• **Written problem**: Gather from the listing below each line that includes the word "title", and copy it.

• **Supplied information**:
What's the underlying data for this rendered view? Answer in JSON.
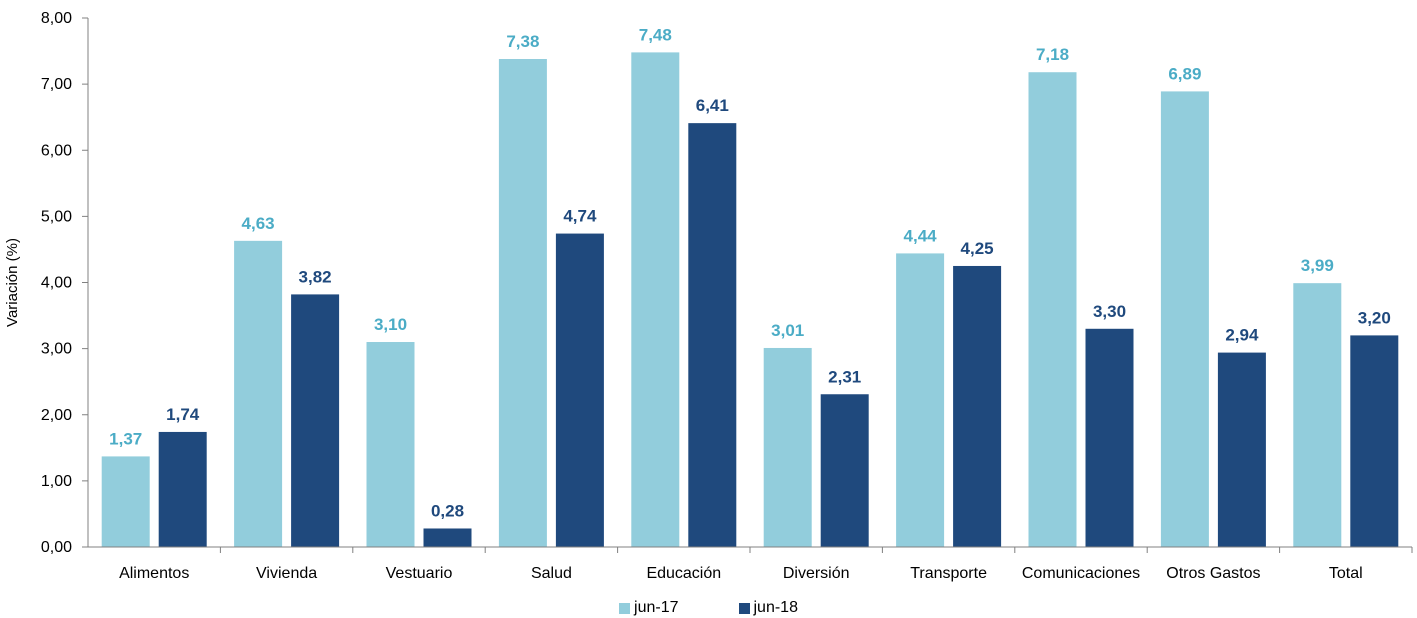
{
  "chart_data": {
    "type": "bar",
    "title": "",
    "xlabel": "",
    "ylabel": "Variación (%)",
    "ylim": [
      0,
      8
    ],
    "yticks": [
      "0,00",
      "1,00",
      "2,00",
      "3,00",
      "4,00",
      "5,00",
      "6,00",
      "7,00",
      "8,00"
    ],
    "grid": false,
    "legend_position": "bottom",
    "categories": [
      "Alimentos",
      "Vivienda",
      "Vestuario",
      "Salud",
      "Educación",
      "Diversión",
      "Transporte",
      "Comunicaciones",
      "Otros Gastos",
      "Total"
    ],
    "series": [
      {
        "name": "jun-17",
        "color": "#92cddc",
        "label_color": "#4bacc6",
        "values": [
          1.37,
          4.63,
          3.1,
          7.38,
          7.48,
          3.01,
          4.44,
          7.18,
          6.89,
          3.99
        ],
        "labels": [
          "1,37",
          "4,63",
          "3,10",
          "7,38",
          "7,48",
          "3,01",
          "4,44",
          "7,18",
          "6,89",
          "3,99"
        ]
      },
      {
        "name": "jun-18",
        "color": "#1f497d",
        "label_color": "#1f497d",
        "values": [
          1.74,
          3.82,
          0.28,
          4.74,
          6.41,
          2.31,
          4.25,
          3.3,
          2.94,
          3.2
        ],
        "labels": [
          "1,74",
          "3,82",
          "0,28",
          "4,74",
          "6,41",
          "2,31",
          "4,25",
          "3,30",
          "2,94",
          "3,20"
        ]
      }
    ]
  }
}
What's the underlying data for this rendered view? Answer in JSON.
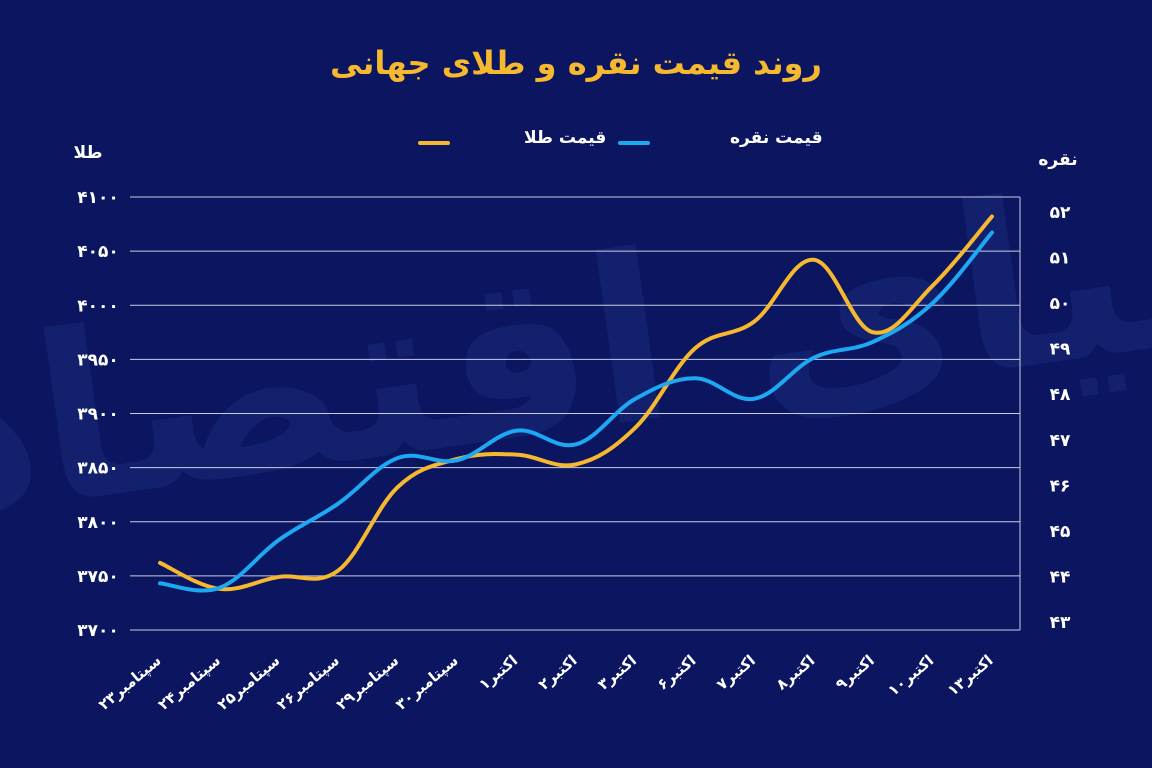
{
  "colors": {
    "background": "#0b1560",
    "gold": "#f5b82e",
    "silver": "#1ea8f2",
    "grid": "#c9cde3",
    "text": "#ffffff",
    "title": "#f5b82e",
    "watermark": "#1b2a7a"
  },
  "watermark_text": "دنیای اقتصاد",
  "chart_data": {
    "type": "line",
    "title": "روند قیمت نقره و طلای جهانی",
    "y_left_label": "طلا",
    "y_right_label": "نقره",
    "y_left_ticks": [
      "۴۱۰۰",
      "۴۰۵۰",
      "۴۰۰۰",
      "۳۹۵۰",
      "۳۹۰۰",
      "۳۸۵۰",
      "۳۸۰۰",
      "۳۷۵۰",
      "۳۷۰۰"
    ],
    "y_right_ticks": [
      "۵۲",
      "۵۱",
      "۵۰",
      "۴۹",
      "۴۸",
      "۴۷",
      "۴۶",
      "۴۵",
      "۴۴",
      "۴۳"
    ],
    "y_left_range": [
      3700,
      4100
    ],
    "y_right_range": [
      43,
      52.3
    ],
    "categories": [
      "۲۳سپتامبر",
      "۲۴سپتامبر",
      "۲۵سپتامبر",
      "۲۶سپتامبر",
      "۲۹سپتامبر",
      "۳۰سپتامبر",
      "۱اکتبر",
      "۲اکتبر",
      "۳اکتبر",
      "۶اکتبر",
      "۷اکتبر",
      "۸اکتبر",
      "۹اکتبر",
      "۱۰اکتبر",
      "۱۳اکتبر"
    ],
    "legend_position": "top-center",
    "grid": true,
    "series": [
      {
        "name": "قیمت طلا",
        "axis": "left",
        "color": "#f5b82e",
        "values": [
          3762,
          3738,
          3749,
          3755,
          3832,
          3858,
          3862,
          3853,
          3887,
          3960,
          3985,
          4042,
          3975,
          4018,
          4082
        ]
      },
      {
        "name": "قیمت نقره",
        "axis": "right",
        "color": "#1ea8f2",
        "values": [
          43.85,
          43.75,
          44.8,
          45.6,
          46.6,
          46.55,
          47.2,
          46.9,
          47.9,
          48.35,
          47.9,
          48.8,
          49.15,
          50.0,
          51.55
        ]
      }
    ]
  }
}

• **Complete response**:
    "title": "",
    "title": "#f5b82e",
    "title": "روند قیمت نقره و طلای جهانی",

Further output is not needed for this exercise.